• Brief
Reproduce verbatim the part of the Tenth Circuit excerpt between "The Tenth Circuit was" and "tax reporting obligations.", inclusive.

• Page extract
>> begin

The Tenth Circuit was recently all but forced to backpedal on a position it held in 2015 in which it held the Tax Injunction Act did not bar a sale-info-reporting suit in federal court. Now that the case is back down from SCOTUS, the Tenth Circuit has ruled that the suit had to go on and that, by the way, the rule did not violate the Commerce Clause.

The court concluded that the reporting requirements imposed by Colorado did not imposed a discriminatory burden on out-of-state vendors when viewed in the totality of context of foreign retailers tax reporting obligations.

Back So Soon?

This was not the first time the Tenth Circuit had held the case of Direct Marketing Ass'n v. Brohl in its hands. The case involved the Colorado law that required out-of-state retailers to fulfill various notice and reporting requirements of sales if they happened to be retailers that did not collect a sales tax.

>> end

• Entries from a data collection
>> begin

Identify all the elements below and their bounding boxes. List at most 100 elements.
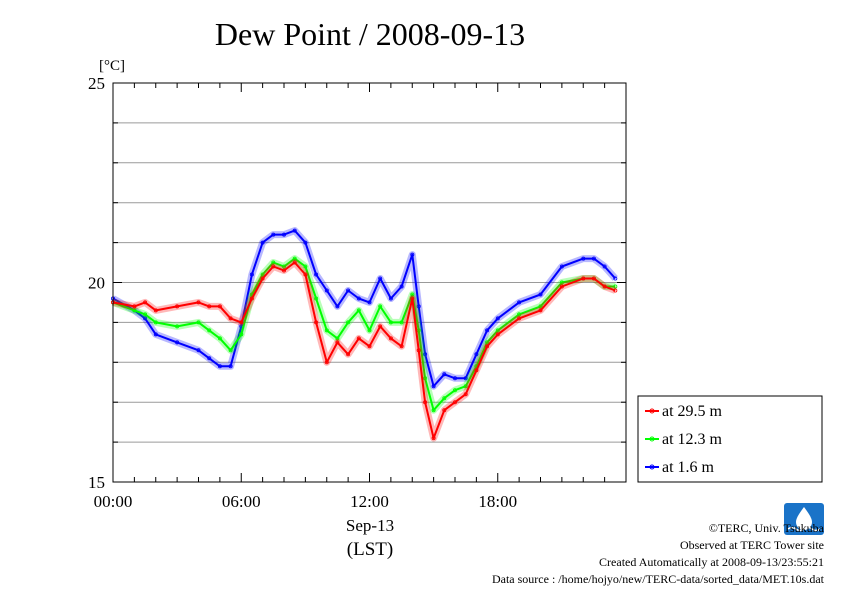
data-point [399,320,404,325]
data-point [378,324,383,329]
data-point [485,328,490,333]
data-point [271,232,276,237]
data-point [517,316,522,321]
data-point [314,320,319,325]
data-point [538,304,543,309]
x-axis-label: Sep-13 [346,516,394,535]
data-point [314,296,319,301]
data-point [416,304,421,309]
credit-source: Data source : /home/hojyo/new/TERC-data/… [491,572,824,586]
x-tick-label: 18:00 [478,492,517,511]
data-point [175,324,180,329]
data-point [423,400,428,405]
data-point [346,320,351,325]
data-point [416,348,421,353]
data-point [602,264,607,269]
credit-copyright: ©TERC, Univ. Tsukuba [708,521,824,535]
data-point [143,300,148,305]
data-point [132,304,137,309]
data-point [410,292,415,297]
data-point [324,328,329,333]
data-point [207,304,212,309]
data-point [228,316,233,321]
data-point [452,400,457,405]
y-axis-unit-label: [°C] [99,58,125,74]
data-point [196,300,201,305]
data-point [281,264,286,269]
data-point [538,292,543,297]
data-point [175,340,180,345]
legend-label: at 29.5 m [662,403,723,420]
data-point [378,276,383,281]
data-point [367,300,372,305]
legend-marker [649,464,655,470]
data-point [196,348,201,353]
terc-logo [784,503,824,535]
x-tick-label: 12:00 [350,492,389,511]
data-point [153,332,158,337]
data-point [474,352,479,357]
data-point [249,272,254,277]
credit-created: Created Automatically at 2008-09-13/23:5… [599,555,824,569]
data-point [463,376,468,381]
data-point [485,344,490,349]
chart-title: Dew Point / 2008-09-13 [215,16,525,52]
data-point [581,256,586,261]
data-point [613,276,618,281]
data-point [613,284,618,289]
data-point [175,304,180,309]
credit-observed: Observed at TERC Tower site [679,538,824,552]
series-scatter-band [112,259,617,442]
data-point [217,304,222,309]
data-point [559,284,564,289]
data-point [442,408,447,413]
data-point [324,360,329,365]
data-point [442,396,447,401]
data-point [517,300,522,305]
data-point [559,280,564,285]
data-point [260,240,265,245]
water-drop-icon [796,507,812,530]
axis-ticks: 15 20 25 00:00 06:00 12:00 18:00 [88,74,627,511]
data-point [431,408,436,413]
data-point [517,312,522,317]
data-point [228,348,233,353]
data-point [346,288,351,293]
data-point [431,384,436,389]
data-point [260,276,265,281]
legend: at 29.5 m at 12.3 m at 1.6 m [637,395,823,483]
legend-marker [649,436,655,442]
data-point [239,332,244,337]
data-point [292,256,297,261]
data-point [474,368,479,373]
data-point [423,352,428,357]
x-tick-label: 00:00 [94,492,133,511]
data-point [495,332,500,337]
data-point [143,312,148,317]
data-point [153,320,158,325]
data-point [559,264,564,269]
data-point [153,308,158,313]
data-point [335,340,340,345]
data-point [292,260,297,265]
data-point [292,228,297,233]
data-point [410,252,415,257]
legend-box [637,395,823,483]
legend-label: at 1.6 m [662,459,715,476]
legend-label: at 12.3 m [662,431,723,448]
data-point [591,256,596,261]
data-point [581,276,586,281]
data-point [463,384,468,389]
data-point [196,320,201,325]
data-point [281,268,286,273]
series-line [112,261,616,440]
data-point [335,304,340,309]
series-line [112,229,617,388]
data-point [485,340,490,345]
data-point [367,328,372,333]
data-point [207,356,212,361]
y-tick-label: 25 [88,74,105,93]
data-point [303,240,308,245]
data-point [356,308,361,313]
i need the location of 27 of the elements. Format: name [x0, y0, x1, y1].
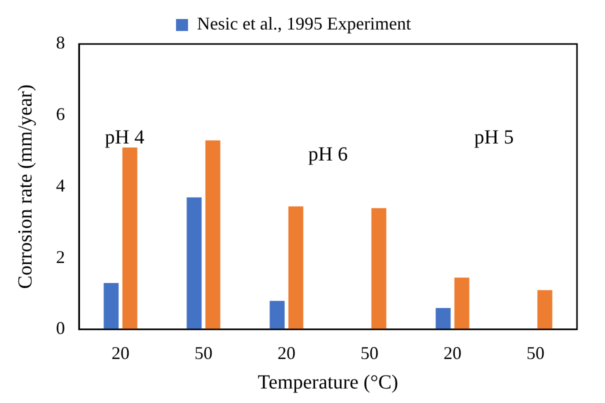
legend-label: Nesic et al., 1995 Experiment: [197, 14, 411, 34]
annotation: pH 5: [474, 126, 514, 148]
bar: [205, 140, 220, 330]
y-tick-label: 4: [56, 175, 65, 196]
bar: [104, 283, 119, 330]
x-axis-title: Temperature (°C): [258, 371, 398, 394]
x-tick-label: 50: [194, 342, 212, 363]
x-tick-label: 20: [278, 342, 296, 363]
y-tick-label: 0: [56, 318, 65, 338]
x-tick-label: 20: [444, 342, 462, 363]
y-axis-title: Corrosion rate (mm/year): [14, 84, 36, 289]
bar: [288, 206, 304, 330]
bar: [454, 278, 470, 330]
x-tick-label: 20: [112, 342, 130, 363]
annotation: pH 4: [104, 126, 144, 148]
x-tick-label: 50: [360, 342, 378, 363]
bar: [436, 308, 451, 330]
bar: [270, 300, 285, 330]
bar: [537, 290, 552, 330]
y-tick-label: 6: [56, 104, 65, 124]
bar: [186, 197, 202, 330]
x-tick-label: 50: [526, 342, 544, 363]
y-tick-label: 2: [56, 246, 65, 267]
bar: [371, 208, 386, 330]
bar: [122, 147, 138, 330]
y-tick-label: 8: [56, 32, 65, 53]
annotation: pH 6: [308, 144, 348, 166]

>> end

• Task output
The Tenth Circuit was recently all but forced to backpedal on a position it held in 2015 in which it held the Tax Injunction Act did not bar a sale-info-reporting suit in federal court. Now that the case is back down from SCOTUS, the Tenth Circuit has ruled that the suit had to go on and that, by the way, the rule did not violate the Commerce Clause.

The court concluded that the reporting requirements imposed by Colorado did not imposed a discriminatory burden on out-of-state vendors when viewed in the totality of context of foreign retailers tax reporting obligations.